- [Task requirements]
Your answer should consist of every line in the records that holds "agent".
· · · · · · ·
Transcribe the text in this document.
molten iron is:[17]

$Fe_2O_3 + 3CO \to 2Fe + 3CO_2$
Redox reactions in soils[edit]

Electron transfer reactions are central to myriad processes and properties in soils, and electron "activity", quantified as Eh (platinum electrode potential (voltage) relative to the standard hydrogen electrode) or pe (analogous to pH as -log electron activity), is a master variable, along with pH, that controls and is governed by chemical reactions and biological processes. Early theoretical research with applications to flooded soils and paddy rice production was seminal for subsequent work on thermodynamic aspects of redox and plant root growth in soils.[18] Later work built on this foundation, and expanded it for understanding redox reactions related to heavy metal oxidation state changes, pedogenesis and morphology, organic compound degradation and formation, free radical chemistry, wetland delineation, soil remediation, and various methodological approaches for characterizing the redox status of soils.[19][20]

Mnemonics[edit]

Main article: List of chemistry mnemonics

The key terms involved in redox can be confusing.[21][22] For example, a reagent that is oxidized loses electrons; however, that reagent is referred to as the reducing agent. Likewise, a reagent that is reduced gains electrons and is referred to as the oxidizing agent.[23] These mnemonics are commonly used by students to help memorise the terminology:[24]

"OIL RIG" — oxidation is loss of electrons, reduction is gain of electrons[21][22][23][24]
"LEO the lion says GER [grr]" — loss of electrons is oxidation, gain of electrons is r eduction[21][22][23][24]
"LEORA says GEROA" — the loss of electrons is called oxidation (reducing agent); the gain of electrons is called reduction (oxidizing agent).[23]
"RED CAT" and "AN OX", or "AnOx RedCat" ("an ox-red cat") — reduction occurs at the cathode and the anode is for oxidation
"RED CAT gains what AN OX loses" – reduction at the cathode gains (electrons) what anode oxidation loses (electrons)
· · · · · · ·
- [Solution]
The key terms involved in redox can be confusing.[21][22] For example, a reagent that is oxidized loses electrons; however, that reagent is referred to as the reducing agent. Likewise, a reagent that is reduced gains electrons and is referred to as the oxidizing agent.[23] These mnemonics are commonly used by students to help memorise the terminology:[24]
"LEORA says GEROA" — the loss of electrons is called oxidation (reducing agent); the gain of electrons is called reduction (oxidizing agent).[23]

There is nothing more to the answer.